(Stated goal) In the material below, list every line carrying the string "được".

______________________________

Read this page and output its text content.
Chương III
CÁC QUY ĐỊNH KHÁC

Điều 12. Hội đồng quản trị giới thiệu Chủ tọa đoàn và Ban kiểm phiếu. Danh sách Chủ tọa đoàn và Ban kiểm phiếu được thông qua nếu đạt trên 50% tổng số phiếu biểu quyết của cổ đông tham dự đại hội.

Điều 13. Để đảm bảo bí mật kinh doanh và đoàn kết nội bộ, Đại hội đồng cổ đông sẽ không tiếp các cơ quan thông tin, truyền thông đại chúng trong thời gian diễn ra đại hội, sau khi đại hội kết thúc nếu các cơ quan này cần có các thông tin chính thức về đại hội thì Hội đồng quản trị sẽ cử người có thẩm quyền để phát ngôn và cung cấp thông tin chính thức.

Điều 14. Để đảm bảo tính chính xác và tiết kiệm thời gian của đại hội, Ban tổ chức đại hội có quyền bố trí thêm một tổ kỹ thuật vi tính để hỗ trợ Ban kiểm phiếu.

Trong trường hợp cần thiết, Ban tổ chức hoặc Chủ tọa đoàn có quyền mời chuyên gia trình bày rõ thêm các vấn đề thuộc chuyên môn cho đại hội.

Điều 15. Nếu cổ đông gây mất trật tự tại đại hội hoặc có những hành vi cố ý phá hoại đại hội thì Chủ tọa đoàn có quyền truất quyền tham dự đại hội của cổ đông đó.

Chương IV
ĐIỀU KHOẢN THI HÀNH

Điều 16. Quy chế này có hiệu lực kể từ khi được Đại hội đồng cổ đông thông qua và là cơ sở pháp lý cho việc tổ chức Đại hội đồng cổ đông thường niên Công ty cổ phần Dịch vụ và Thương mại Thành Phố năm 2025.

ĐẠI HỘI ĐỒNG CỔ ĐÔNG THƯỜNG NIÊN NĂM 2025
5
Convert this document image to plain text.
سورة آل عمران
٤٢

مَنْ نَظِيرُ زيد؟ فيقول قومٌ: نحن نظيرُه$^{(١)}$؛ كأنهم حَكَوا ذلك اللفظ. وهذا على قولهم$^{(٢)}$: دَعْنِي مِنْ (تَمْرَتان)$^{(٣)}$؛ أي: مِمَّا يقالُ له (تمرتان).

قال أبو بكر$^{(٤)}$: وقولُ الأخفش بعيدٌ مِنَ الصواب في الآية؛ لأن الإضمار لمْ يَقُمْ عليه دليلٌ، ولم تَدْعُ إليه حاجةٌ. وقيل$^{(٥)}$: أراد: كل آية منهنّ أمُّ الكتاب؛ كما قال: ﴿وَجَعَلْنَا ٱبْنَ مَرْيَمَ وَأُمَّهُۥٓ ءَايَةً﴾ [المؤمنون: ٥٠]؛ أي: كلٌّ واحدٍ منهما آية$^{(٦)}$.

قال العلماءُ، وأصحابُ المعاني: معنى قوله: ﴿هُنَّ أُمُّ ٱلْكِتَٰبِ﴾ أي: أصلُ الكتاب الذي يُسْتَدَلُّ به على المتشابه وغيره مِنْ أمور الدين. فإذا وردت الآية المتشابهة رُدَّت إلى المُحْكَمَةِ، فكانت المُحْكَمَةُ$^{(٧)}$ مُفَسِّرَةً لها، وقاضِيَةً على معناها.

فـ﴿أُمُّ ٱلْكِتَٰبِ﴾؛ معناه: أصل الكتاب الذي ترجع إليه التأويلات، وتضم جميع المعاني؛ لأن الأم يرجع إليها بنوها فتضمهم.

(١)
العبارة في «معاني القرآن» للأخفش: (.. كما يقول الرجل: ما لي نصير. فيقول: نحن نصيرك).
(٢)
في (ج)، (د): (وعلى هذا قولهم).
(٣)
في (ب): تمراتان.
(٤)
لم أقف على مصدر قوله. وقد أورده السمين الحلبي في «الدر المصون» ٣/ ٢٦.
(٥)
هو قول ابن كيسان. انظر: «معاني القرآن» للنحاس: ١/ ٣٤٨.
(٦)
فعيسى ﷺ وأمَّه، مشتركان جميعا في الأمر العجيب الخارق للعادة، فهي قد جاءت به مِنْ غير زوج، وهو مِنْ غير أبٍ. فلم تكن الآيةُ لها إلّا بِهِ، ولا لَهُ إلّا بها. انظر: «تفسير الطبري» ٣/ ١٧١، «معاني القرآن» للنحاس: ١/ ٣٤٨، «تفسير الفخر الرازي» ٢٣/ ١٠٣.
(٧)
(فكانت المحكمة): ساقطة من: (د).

______________________________

(Answer below)
Điều 12. Hội đồng quản trị giới thiệu Chủ tọa đoàn và Ban kiểm phiếu. Danh sách Chủ tọa đoàn và Ban kiểm phiếu được thông qua nếu đạt trên 50% tổng số phiếu biểu quyết của cổ đông tham dự đại hội.
Điều 16. Quy chế này có hiệu lực kể từ khi được Đại hội đồng cổ đông thông qua và là cơ sở pháp lý cho việc tổ chức Đại hội đồng cổ đông thường niên Công ty cổ phần Dịch vụ và Thương mại Thành Phố năm 2025.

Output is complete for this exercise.